**What is being asked**.
Rewrite the lines from the first one up to and including the line with "199, 50, 219]", putting "line-anchor" in place of "line-number-link" and leaving everything else unchanged.

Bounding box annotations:

----------

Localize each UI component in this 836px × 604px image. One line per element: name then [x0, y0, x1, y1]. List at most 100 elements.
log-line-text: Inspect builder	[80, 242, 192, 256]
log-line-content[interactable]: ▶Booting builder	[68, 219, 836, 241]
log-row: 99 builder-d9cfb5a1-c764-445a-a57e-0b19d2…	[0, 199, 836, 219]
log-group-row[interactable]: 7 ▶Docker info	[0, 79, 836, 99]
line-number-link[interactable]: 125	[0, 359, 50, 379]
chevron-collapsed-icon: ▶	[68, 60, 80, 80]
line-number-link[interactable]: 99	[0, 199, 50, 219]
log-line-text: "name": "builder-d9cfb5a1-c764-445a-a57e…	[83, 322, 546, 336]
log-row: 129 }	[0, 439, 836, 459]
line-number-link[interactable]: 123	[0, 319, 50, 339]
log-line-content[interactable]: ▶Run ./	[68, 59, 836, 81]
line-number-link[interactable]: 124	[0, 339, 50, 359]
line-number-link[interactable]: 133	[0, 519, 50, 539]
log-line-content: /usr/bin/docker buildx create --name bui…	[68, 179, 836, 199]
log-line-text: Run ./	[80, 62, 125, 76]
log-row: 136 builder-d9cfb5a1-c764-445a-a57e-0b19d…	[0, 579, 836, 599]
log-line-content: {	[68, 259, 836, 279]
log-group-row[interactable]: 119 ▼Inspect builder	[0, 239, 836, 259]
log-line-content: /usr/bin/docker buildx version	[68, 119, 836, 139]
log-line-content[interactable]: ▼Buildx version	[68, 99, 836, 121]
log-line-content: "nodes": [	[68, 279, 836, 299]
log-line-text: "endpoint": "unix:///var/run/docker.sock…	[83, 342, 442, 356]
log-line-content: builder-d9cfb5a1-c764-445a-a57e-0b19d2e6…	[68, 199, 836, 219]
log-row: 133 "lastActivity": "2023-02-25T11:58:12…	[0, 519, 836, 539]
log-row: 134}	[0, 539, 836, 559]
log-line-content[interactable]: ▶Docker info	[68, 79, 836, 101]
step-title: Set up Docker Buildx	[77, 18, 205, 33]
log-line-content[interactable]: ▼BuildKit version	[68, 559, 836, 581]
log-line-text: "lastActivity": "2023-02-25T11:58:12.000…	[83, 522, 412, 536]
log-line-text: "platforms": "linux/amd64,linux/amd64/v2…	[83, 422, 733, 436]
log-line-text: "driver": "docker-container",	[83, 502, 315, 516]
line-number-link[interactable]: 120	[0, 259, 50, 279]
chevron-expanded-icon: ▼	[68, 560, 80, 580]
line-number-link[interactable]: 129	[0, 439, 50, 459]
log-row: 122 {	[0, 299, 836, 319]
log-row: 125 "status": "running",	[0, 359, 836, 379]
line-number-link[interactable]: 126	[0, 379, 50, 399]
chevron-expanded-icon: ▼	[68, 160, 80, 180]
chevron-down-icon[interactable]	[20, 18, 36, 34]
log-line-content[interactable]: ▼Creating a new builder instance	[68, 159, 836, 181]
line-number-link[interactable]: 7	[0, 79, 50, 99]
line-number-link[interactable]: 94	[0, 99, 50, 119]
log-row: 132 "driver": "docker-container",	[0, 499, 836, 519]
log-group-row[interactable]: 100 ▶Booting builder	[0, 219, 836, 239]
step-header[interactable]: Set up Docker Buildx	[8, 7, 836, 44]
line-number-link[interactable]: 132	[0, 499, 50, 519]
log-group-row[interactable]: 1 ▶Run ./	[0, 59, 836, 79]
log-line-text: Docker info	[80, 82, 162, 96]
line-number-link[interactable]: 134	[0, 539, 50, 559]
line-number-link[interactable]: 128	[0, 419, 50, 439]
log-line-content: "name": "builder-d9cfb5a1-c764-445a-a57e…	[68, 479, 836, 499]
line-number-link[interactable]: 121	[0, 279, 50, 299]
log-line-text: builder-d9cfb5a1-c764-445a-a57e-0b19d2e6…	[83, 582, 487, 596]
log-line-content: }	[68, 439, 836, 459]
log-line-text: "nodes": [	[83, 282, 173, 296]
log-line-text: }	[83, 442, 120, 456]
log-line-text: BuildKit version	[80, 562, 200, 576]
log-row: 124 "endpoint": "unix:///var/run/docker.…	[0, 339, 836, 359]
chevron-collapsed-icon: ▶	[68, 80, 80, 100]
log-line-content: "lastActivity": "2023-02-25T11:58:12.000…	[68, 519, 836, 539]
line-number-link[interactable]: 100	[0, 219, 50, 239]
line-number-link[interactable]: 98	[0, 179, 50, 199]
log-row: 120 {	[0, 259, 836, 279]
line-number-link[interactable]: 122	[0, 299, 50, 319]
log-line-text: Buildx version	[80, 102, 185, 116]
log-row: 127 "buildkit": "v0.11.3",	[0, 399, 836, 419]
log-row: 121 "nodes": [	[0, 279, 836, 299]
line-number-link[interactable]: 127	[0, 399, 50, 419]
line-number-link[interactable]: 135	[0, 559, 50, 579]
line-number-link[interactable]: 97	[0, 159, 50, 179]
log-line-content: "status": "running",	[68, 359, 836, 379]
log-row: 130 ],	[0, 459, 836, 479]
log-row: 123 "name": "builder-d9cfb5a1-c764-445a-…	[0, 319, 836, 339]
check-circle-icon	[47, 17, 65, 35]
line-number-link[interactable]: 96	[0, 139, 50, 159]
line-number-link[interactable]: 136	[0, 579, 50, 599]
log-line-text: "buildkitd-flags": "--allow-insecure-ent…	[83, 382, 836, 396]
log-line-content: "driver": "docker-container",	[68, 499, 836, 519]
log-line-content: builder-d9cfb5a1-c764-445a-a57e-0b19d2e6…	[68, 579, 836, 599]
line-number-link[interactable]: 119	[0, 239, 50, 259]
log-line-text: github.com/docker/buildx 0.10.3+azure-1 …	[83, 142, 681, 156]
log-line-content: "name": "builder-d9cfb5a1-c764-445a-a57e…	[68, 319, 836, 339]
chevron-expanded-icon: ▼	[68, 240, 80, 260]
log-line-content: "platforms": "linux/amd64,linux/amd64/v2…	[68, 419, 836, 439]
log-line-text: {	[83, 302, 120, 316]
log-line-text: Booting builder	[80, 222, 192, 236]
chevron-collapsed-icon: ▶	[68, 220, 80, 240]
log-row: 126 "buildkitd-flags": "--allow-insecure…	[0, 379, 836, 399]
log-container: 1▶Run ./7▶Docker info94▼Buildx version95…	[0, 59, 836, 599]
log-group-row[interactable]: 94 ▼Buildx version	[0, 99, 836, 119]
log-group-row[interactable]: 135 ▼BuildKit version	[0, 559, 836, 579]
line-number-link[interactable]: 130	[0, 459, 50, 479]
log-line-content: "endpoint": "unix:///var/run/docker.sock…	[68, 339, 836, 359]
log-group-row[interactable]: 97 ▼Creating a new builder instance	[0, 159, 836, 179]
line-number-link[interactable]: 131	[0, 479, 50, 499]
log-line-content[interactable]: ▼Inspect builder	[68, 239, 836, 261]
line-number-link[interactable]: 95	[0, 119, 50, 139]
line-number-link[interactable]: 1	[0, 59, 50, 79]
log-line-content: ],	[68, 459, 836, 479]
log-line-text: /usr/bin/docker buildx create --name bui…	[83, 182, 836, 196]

----------

**Answer for this exercise**.
Localize each UI component in this 836px × 604px image. One line per element: name then [x0, y0, x1, y1]. List at most 100 elements.
log-line-text: Inspect builder	[80, 242, 192, 256]
log-line-content[interactable]: ▶Booting builder	[68, 219, 836, 241]
log-row: 99 builder-d9cfb5a1-c764-445a-a57e-0b19d2…	[0, 199, 836, 219]
log-group-row[interactable]: 7 ▶Docker info	[0, 79, 836, 99]
line-anchor[interactable]: 125	[0, 359, 50, 379]
chevron-collapsed-icon: ▶	[68, 60, 80, 80]
line-anchor[interactable]: 99	[0, 199, 50, 219]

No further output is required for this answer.